*Brief*
Output the data below in full, byte for byte. Nothing may differ.

*Stored data*
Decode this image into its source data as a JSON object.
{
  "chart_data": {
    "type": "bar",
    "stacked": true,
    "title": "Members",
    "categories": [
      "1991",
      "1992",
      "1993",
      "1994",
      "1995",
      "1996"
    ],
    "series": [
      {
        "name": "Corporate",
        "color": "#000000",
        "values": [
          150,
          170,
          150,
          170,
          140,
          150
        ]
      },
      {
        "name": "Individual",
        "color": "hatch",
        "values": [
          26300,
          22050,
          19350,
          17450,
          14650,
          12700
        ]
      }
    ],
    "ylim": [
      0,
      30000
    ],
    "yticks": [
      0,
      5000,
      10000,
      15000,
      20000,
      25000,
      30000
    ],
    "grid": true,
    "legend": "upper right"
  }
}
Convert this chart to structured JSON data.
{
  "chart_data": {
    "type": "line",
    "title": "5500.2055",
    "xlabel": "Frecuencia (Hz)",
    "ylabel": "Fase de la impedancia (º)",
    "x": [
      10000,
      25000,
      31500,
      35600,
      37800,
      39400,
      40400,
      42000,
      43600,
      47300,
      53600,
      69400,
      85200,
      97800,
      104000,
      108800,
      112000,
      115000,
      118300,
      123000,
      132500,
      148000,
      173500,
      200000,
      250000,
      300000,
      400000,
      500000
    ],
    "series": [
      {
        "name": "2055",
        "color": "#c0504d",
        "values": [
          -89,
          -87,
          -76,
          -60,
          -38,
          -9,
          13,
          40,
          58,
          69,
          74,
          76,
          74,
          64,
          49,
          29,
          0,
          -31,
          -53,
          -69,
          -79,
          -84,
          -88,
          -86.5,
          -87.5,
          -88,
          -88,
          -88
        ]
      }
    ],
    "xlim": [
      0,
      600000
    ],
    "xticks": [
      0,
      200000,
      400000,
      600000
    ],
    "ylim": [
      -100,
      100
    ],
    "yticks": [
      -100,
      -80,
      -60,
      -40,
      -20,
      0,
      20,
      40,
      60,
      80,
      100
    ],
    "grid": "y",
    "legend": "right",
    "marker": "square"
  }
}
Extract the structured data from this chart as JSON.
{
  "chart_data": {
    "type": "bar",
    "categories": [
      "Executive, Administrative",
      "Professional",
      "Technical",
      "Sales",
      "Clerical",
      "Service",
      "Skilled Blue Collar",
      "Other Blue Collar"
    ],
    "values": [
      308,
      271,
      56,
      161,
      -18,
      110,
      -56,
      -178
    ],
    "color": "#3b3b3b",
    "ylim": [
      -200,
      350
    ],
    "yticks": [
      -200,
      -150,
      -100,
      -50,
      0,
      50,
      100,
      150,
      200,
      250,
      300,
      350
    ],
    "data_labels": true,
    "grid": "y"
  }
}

*Response to the task*
Decode this image into its source data as a JSON object.
{
  "chart_data": {
    "type": "bar",
    "stacked": true,
    "title": "Members",
    "categories": [
      "1991",
      "1992",
      "1993",
      "1994",
      "1995",
      "1996"
    ],
    "series": [
      {
        "name": "Corporate",
        "color": "#000000",
        "values": [
          150,
          170,
          150,
          170,
          140,
          150
        ]
      },
      {
        "name": "Individual",
        "color": "hatch",
        "values": [
          26300,
          22050,
          19350,
          17450,
          14650,
          12700
        ]
      }
    ],
    "ylim": [
      0,
      30000
    ],
    "yticks": [
      0,
      5000,
      10000,
      15000,
      20000,
      25000,
      30000
    ],
    "grid": true,
    "legend": "upper right"
  }
}
Convert this chart to structured JSON data.
{
  "chart_data": {
    "type": "line",
    "title": "5500.2055",
    "xlabel": "Frecuencia (Hz)",
    "ylabel": "Fase de la impedancia (º)",
    "x": [
      10000,
      25000,
      31500,
      35600,
      37800,
      39400,
      40400,
      42000,
      43600,
      47300,
      53600,
      69400,
      85200,
      97800,
      104000,
      108800,
      112000,
      115000,
      118300,
      123000,
      132500,
      148000,
      173500,
      200000,
      250000,
      300000,
      400000,
      500000
    ],
    "series": [
      {
        "name": "2055",
        "color": "#c0504d",
        "values": [
          -89,
          -87,
          -76,
          -60,
          -38,
          -9,
          13,
          40,
          58,
          69,
          74,
          76,
          74,
          64,
          49,
          29,
          0,
          -31,
          -53,
          -69,
          -79,
          -84,
          -88,
          -86.5,
          -87.5,
          -88,
          -88,
          -88
        ]
      }
    ],
    "xlim": [
      0,
      600000
    ],
    "xticks": [
      0,
      200000,
      400000,
      600000
    ],
    "ylim": [
      -100,
      100
    ],
    "yticks": [
      -100,
      -80,
      -60,
      -40,
      -20,
      0,
      20,
      40,
      60,
      80,
      100
    ],
    "grid": "y",
    "legend": "right",
    "marker": "square"
  }
}
Extract the structured data from this chart as JSON.
{
  "chart_data": {
    "type": "bar",
    "categories": [
      "Executive, Administrative",
      "Professional",
      "Technical",
      "Sales",
      "Clerical",
      "Service",
      "Skilled Blue Collar",
      "Other Blue Collar"
    ],
    "values": [
      308,
      271,
      56,
      161,
      -18,
      110,
      -56,
      -178
    ],
    "color": "#3b3b3b",
    "ylim": [
      -200,
      350
    ],
    "yticks": [
      -200,
      -150,
      -100,
      -50,
      0,
      50,
      100,
      150,
      200,
      250,
      300,
      350
    ],
    "data_labels": true,
    "grid": "y"
  }
}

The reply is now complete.